◆ **GIVEN TASK**
Go through the listing and pick out each line with the word "output" in it.

◆ **RECORDED INFORMATION**
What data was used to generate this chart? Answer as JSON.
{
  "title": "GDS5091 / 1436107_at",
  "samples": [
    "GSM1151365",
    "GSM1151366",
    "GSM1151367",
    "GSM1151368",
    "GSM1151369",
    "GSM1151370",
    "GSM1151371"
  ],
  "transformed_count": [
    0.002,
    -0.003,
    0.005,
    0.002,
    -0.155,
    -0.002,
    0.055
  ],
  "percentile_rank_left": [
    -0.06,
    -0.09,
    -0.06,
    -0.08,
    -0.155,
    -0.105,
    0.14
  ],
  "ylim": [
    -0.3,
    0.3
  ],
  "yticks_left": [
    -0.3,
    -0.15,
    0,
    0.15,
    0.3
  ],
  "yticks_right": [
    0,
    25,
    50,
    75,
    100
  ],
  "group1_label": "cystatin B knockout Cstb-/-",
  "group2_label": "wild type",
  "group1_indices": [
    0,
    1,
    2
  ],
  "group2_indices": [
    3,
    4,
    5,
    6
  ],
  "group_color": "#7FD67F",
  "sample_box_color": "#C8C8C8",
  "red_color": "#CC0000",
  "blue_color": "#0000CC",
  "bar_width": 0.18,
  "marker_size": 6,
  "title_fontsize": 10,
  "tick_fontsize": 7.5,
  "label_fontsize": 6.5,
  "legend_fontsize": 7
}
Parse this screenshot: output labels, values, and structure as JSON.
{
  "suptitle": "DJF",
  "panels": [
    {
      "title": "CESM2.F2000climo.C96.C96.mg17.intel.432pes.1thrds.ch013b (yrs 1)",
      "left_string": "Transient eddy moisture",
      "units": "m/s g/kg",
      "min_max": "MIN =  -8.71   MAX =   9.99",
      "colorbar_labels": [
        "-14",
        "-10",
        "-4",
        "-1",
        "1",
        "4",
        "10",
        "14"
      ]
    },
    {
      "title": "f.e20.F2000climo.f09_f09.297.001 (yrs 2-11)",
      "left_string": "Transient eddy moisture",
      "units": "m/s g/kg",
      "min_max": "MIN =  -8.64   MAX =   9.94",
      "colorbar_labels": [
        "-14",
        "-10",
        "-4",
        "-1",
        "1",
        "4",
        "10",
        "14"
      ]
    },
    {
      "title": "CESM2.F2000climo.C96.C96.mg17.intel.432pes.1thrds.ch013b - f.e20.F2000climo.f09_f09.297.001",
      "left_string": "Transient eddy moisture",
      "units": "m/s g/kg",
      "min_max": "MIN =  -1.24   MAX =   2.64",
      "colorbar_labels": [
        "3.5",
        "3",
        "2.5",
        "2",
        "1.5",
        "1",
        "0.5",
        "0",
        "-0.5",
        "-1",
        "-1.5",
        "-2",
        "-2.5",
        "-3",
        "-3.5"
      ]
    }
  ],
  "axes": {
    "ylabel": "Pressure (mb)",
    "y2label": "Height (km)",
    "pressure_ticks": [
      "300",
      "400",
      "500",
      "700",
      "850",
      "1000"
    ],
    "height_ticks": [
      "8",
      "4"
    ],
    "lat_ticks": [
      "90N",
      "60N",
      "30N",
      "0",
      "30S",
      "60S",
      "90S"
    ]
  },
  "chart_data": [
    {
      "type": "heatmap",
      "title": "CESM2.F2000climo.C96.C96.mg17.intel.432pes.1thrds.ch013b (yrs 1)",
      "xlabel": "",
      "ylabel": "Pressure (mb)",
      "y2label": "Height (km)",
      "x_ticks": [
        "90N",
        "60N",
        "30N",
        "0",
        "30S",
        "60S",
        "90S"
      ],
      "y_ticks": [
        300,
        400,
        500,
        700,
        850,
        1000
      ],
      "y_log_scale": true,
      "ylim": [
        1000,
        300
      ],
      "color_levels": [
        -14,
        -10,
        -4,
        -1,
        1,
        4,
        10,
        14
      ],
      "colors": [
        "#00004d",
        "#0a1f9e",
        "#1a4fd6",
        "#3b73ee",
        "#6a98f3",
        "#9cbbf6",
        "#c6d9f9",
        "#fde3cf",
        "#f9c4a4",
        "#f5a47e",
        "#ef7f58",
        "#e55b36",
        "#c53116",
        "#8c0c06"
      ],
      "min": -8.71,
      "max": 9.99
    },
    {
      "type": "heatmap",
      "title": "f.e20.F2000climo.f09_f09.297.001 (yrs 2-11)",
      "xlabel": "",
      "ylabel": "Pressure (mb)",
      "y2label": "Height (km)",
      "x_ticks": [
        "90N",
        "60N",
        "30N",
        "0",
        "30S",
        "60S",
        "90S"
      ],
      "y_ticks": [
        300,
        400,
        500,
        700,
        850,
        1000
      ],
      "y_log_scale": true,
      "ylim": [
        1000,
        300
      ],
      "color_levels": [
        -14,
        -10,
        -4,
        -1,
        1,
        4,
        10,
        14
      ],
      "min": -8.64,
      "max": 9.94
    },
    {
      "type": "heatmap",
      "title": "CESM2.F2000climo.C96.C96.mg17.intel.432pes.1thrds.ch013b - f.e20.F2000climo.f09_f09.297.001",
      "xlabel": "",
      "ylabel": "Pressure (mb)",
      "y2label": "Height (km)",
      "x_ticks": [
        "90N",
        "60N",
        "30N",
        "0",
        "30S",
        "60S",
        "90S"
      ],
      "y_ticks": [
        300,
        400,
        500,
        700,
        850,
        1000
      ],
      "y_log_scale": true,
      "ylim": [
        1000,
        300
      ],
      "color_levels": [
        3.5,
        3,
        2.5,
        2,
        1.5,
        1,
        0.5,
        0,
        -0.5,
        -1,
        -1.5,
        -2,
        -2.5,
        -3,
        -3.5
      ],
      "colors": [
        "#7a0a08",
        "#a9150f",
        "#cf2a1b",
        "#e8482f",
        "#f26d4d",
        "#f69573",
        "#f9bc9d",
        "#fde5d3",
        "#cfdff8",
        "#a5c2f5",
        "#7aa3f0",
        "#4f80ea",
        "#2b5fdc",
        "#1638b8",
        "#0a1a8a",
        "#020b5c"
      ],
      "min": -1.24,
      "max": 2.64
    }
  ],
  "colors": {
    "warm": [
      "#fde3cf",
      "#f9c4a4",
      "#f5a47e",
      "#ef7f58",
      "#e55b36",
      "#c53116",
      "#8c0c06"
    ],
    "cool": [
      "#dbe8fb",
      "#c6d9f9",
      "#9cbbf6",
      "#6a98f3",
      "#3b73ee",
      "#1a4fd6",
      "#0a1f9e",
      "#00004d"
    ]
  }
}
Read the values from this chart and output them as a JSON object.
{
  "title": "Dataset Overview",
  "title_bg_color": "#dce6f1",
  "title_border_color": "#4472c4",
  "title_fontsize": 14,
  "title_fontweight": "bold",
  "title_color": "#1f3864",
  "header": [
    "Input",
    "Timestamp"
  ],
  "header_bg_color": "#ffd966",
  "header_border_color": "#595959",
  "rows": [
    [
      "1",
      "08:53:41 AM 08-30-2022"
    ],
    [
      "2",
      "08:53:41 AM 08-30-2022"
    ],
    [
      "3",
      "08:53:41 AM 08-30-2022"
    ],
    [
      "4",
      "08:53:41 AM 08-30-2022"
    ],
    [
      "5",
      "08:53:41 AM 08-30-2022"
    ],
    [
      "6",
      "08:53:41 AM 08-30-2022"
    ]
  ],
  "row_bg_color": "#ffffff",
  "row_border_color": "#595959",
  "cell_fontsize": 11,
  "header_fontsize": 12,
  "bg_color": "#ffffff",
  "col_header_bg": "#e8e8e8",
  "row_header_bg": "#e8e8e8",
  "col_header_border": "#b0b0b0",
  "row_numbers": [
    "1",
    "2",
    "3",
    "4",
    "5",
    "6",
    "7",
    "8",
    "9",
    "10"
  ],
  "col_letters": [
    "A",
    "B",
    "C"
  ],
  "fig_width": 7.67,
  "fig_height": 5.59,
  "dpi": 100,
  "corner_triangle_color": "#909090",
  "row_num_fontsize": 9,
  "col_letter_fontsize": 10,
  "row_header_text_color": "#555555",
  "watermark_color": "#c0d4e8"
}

◆ **EXPECTED ANSWER**
Parse this screenshot: output labels, values, and structure as JSON.
Read the values from this chart and output them as a JSON object.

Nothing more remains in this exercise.